Extracted data entries
══════════════════════════════
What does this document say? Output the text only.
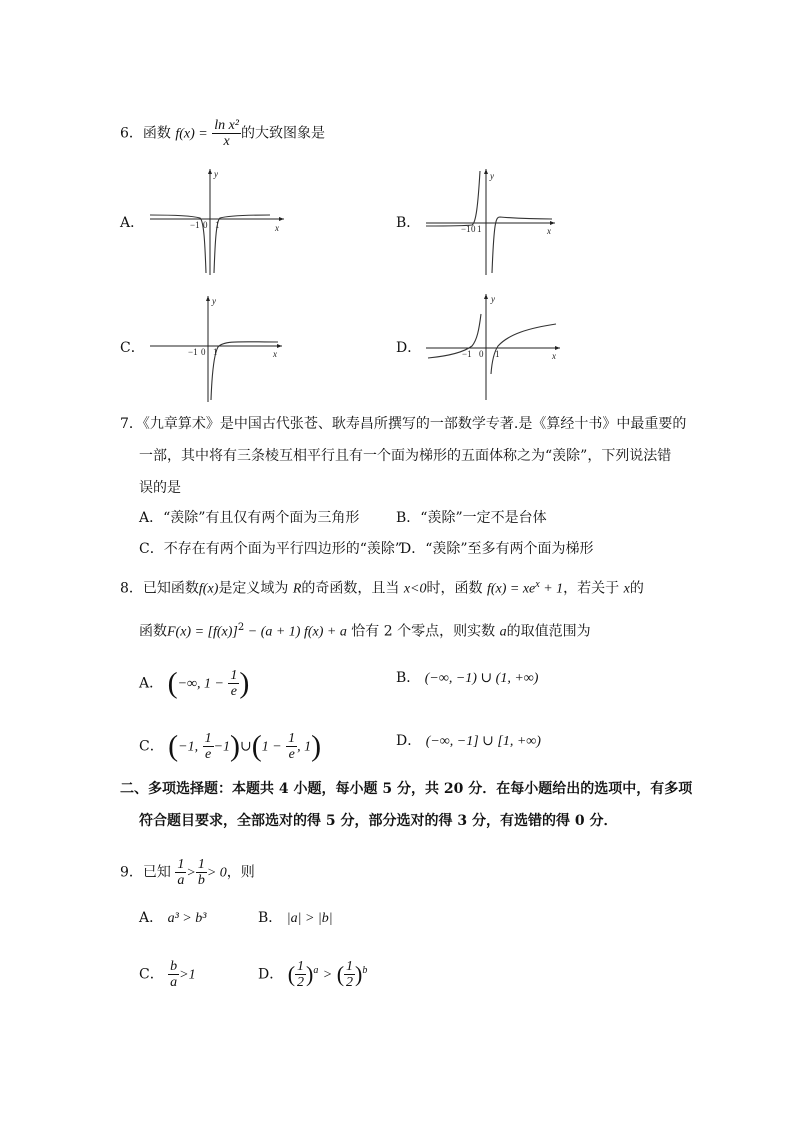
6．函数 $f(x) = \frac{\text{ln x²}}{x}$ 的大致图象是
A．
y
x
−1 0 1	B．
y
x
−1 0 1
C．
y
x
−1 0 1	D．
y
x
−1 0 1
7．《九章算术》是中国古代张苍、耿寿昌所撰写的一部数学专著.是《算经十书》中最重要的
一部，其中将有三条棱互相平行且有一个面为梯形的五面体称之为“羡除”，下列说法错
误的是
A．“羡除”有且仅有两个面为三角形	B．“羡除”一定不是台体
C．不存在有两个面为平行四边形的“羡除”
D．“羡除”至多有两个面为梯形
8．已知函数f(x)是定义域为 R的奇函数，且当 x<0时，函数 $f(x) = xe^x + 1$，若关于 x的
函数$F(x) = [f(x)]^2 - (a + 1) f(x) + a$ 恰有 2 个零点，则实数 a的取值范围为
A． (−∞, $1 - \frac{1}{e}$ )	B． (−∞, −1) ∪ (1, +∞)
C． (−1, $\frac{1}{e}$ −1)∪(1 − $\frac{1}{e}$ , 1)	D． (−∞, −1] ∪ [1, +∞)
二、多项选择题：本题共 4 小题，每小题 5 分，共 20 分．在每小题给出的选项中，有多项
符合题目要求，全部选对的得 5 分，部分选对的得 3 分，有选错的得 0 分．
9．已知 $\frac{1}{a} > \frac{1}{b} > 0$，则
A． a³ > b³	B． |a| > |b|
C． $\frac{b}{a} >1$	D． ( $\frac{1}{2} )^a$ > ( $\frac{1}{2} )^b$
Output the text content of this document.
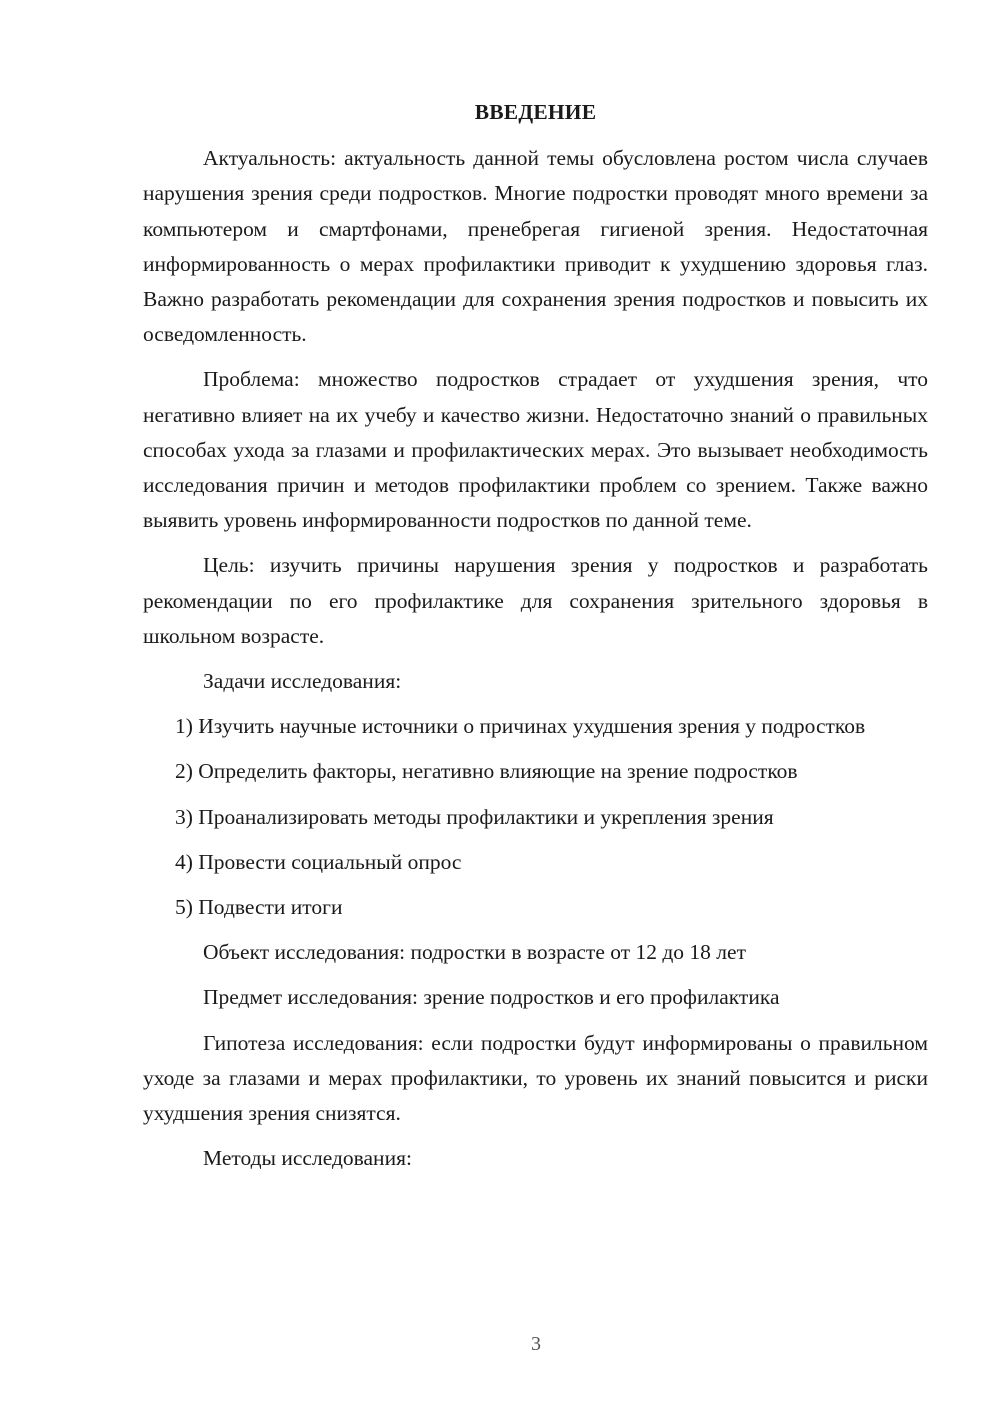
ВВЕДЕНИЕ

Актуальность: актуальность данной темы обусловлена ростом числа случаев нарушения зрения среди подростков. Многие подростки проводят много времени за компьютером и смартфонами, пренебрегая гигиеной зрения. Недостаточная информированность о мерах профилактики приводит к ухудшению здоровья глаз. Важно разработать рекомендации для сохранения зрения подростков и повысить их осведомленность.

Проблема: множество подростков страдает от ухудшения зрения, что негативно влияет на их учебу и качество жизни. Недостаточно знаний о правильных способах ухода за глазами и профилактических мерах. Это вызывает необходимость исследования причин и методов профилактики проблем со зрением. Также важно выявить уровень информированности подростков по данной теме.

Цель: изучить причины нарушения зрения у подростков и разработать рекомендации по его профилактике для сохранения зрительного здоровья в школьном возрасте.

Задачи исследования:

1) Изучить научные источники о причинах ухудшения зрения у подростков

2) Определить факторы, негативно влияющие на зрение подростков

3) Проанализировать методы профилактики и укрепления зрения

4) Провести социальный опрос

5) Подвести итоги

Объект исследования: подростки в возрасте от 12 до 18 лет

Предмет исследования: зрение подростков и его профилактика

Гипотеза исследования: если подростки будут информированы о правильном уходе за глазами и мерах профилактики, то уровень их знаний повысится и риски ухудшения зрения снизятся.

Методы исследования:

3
══════════════════════════════
## STATED TASK
Without the pictures, return all the records precisely as they stand.

## THE RESULT
What does this document say? Output the text only.
6．函数 $f(x) = \frac{\text{ln x²}}{x}$ 的大致图象是
A．
y
x
−1 0 1	B．
y
x
−1 0 1
C．
y
x
−1 0 1	D．
y
x
−1 0 1
7．《九章算术》是中国古代张苍、耿寿昌所撰写的一部数学专著.是《算经十书》中最重要的
一部，其中将有三条棱互相平行且有一个面为梯形的五面体称之为“羡除”，下列说法错
误的是
A．“羡除”有且仅有两个面为三角形	B．“羡除”一定不是台体
C．不存在有两个面为平行四边形的“羡除”
D．“羡除”至多有两个面为梯形
8．已知函数f(x)是定义域为 R的奇函数，且当 x<0时，函数 $f(x) = xe^x + 1$，若关于 x的
函数$F(x) = [f(x)]^2 - (a + 1) f(x) + a$ 恰有 2 个零点，则实数 a的取值范围为
A． (−∞, $1 - \frac{1}{e}$ )	B． (−∞, −1) ∪ (1, +∞)
C． (−1, $\frac{1}{e}$ −1)∪(1 − $\frac{1}{e}$ , 1)	D． (−∞, −1] ∪ [1, +∞)
二、多项选择题：本题共 4 小题，每小题 5 分，共 20 分．在每小题给出的选项中，有多项
符合题目要求，全部选对的得 5 分，部分选对的得 3 分，有选错的得 0 分．
9．已知 $\frac{1}{a} > \frac{1}{b} > 0$，则
A． a³ > b³	B． |a| > |b|
C． $\frac{b}{a} >1$	D． ( $\frac{1}{2} )^a$ > ( $\frac{1}{2} )^b$
Output the text content of this document.
ВВЕДЕНИЕ

Актуальность: актуальность данной темы обусловлена ростом числа случаев нарушения зрения среди подростков. Многие подростки проводят много времени за компьютером и смартфонами, пренебрегая гигиеной зрения. Недостаточная информированность о мерах профилактики приводит к ухудшению здоровья глаз. Важно разработать рекомендации для сохранения зрения подростков и повысить их осведомленность.

Проблема: множество подростков страдает от ухудшения зрения, что негативно влияет на их учебу и качество жизни. Недостаточно знаний о правильных способах ухода за глазами и профилактических мерах. Это вызывает необходимость исследования причин и методов профилактики проблем со зрением. Также важно выявить уровень информированности подростков по данной теме.

Цель: изучить причины нарушения зрения у подростков и разработать рекомендации по его профилактике для сохранения зрительного здоровья в школьном возрасте.

Задачи исследования:

1) Изучить научные источники о причинах ухудшения зрения у подростков

2) Определить факторы, негативно влияющие на зрение подростков

3) Проанализировать методы профилактики и укрепления зрения

4) Провести социальный опрос

5) Подвести итоги

Объект исследования: подростки в возрасте от 12 до 18 лет

Предмет исследования: зрение подростков и его профилактика

Гипотеза исследования: если подростки будут информированы о правильном уходе за глазами и мерах профилактики, то уровень их знаний повысится и риски ухудшения зрения снизятся.

Методы исследования:

3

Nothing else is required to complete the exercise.